Problem to work on ::
Pull out the records from the line containing "oxygen-atom <box>216 522 225 531</box>" through the line containing "oxygen-atom <box>782 527 791 536</box>", both ends included, and copy them without changes.

Supplied entries ::
<<<<
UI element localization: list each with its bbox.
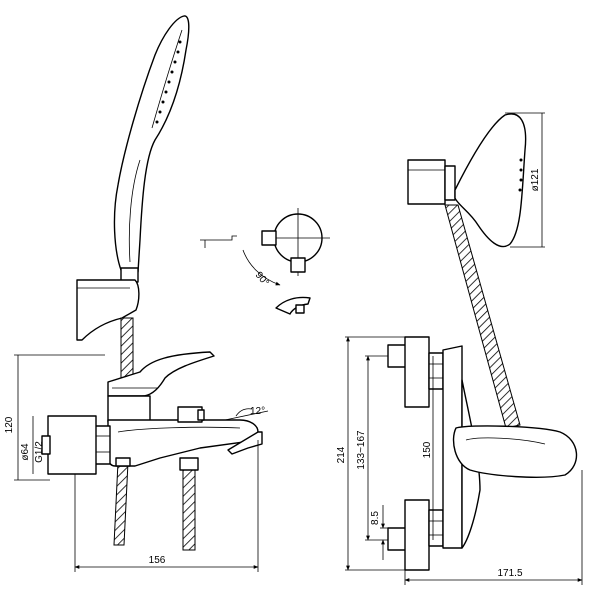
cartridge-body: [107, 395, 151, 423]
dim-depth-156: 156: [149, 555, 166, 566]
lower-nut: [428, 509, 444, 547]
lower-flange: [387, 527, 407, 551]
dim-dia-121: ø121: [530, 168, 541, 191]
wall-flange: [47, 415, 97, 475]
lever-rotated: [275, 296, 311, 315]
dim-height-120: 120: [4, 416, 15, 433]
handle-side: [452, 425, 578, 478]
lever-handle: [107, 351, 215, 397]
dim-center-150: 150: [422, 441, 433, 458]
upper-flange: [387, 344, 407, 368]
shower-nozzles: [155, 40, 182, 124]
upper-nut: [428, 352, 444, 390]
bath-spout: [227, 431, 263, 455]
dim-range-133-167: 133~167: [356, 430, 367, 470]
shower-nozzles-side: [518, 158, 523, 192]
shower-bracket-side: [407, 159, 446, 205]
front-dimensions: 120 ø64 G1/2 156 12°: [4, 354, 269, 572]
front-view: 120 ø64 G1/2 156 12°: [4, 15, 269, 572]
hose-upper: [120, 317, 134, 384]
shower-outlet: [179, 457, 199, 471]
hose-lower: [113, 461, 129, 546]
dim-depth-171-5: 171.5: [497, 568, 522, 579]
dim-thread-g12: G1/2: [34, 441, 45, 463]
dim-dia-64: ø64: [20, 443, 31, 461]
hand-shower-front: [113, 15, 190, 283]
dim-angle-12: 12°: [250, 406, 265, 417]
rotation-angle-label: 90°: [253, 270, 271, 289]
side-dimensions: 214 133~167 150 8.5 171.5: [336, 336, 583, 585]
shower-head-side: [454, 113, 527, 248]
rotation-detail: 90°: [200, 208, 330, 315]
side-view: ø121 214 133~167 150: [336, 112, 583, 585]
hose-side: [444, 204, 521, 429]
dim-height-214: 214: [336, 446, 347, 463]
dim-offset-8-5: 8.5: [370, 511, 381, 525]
>>>>
<<<<
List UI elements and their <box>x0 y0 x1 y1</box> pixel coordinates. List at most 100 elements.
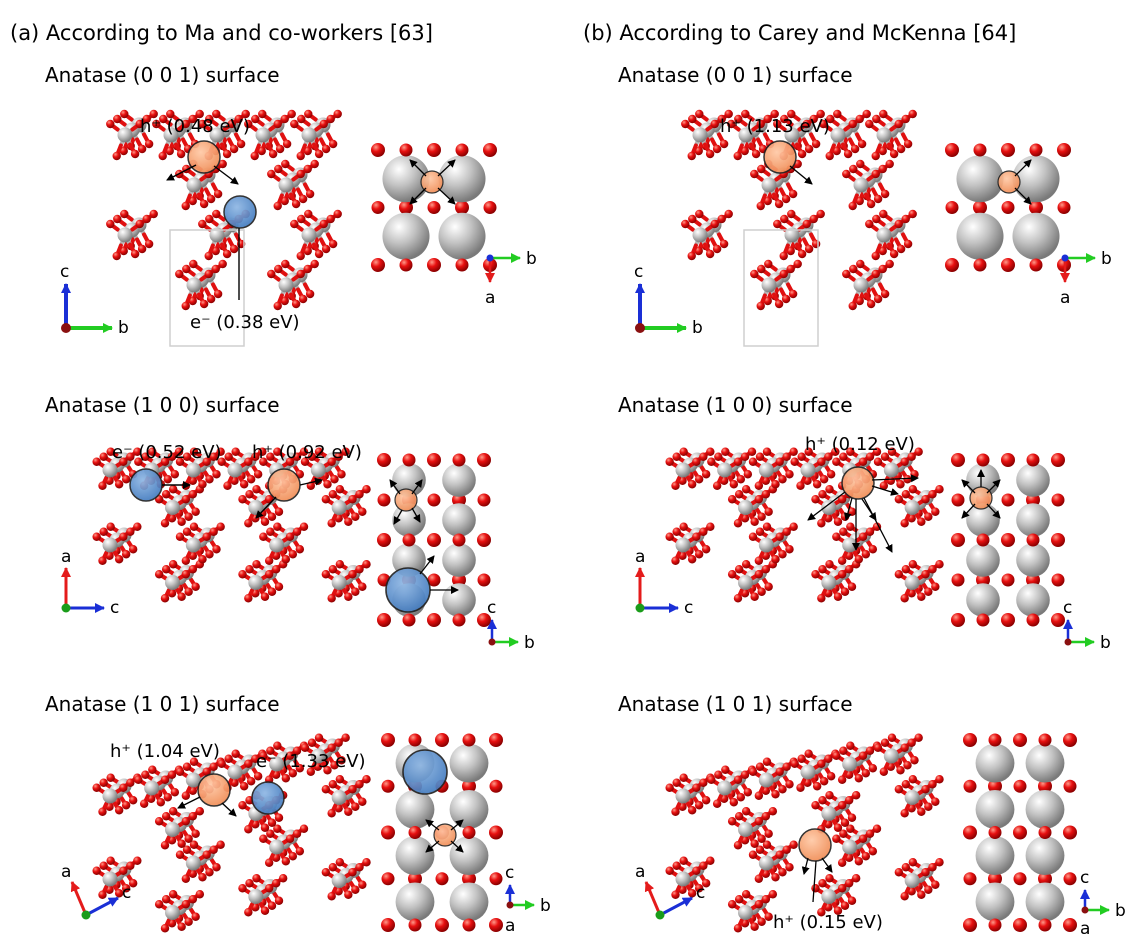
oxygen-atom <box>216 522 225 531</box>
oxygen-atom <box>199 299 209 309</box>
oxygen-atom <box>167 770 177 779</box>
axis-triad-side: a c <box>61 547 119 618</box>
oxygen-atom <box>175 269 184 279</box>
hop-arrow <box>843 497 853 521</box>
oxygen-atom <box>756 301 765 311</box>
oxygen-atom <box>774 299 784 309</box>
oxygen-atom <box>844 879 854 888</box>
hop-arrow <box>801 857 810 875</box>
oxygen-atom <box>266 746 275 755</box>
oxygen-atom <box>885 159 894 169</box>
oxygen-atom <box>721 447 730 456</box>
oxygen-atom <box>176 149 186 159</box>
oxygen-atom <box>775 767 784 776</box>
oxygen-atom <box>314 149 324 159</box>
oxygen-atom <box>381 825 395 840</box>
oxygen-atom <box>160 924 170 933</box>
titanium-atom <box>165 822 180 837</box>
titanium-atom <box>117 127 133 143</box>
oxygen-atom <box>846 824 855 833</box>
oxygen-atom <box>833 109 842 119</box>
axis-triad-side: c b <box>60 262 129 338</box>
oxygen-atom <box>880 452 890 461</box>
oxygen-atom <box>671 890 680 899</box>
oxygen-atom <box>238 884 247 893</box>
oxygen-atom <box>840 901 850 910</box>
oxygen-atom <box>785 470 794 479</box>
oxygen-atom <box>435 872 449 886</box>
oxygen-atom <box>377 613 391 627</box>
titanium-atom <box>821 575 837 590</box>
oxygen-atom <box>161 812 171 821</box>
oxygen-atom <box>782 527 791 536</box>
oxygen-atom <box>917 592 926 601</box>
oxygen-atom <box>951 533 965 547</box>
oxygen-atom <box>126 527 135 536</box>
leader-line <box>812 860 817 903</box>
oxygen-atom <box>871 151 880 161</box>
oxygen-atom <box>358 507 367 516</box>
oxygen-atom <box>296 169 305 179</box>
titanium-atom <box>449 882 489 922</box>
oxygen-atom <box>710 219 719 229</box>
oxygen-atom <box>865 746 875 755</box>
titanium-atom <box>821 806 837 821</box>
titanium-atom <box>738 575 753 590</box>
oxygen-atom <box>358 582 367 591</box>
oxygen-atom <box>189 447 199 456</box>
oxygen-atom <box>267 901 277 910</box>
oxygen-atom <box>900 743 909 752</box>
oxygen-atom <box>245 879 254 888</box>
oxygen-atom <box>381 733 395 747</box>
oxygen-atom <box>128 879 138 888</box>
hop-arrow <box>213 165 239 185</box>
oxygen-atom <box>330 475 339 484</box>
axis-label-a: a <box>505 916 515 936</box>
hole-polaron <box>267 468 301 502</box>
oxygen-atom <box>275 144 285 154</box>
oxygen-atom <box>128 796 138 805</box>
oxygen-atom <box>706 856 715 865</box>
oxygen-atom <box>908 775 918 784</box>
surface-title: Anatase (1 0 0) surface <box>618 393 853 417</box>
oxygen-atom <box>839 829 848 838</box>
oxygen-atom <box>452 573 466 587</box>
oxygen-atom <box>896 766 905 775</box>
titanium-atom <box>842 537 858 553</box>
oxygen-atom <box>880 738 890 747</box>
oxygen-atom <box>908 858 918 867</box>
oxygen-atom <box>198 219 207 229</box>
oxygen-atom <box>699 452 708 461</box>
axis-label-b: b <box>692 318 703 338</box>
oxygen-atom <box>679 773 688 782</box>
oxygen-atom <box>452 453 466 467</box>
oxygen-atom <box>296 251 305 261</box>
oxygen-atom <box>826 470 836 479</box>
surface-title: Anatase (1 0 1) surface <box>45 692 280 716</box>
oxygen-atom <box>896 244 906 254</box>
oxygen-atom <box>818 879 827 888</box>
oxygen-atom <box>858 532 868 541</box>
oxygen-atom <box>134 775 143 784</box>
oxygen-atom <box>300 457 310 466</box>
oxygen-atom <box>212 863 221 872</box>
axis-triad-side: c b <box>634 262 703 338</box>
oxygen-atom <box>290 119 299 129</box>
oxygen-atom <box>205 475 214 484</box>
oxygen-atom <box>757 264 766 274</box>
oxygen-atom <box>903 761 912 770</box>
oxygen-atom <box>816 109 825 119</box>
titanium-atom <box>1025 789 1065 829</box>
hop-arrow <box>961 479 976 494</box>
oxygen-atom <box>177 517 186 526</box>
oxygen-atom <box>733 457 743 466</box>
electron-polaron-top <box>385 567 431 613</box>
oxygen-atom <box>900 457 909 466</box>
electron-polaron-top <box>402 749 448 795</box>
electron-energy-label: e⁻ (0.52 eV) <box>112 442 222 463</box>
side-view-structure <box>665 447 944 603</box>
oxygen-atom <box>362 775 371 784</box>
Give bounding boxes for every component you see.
>>>>
Worked solution ::
oxygen-atom <box>216 522 225 531</box>
oxygen-atom <box>199 299 209 309</box>
oxygen-atom <box>167 770 177 779</box>
axis-triad-side: a c <box>61 547 119 618</box>
oxygen-atom <box>175 269 184 279</box>
hop-arrow <box>843 497 853 521</box>
oxygen-atom <box>756 301 765 311</box>
oxygen-atom <box>774 299 784 309</box>
oxygen-atom <box>844 879 854 888</box>
hop-arrow <box>801 857 810 875</box>
oxygen-atom <box>266 746 275 755</box>
oxygen-atom <box>885 159 894 169</box>
oxygen-atom <box>721 447 730 456</box>
oxygen-atom <box>176 149 186 159</box>
oxygen-atom <box>775 767 784 776</box>
oxygen-atom <box>314 149 324 159</box>
oxygen-atom <box>381 825 395 840</box>
oxygen-atom <box>160 924 170 933</box>
titanium-atom <box>165 822 180 837</box>
titanium-atom <box>117 127 133 143</box>
oxygen-atom <box>846 824 855 833</box>
oxygen-atom <box>833 109 842 119</box>
axis-triad-side: c b <box>60 262 129 338</box>
oxygen-atom <box>880 452 890 461</box>
oxygen-atom <box>671 890 680 899</box>
oxygen-atom <box>238 884 247 893</box>
oxygen-atom <box>840 901 850 910</box>
oxygen-atom <box>785 470 794 479</box>
oxygen-atom <box>435 872 449 886</box>
oxygen-atom <box>377 613 391 627</box>
titanium-atom <box>821 575 837 590</box>
oxygen-atom <box>161 812 171 821</box>
oxygen-atom <box>782 527 791 536</box>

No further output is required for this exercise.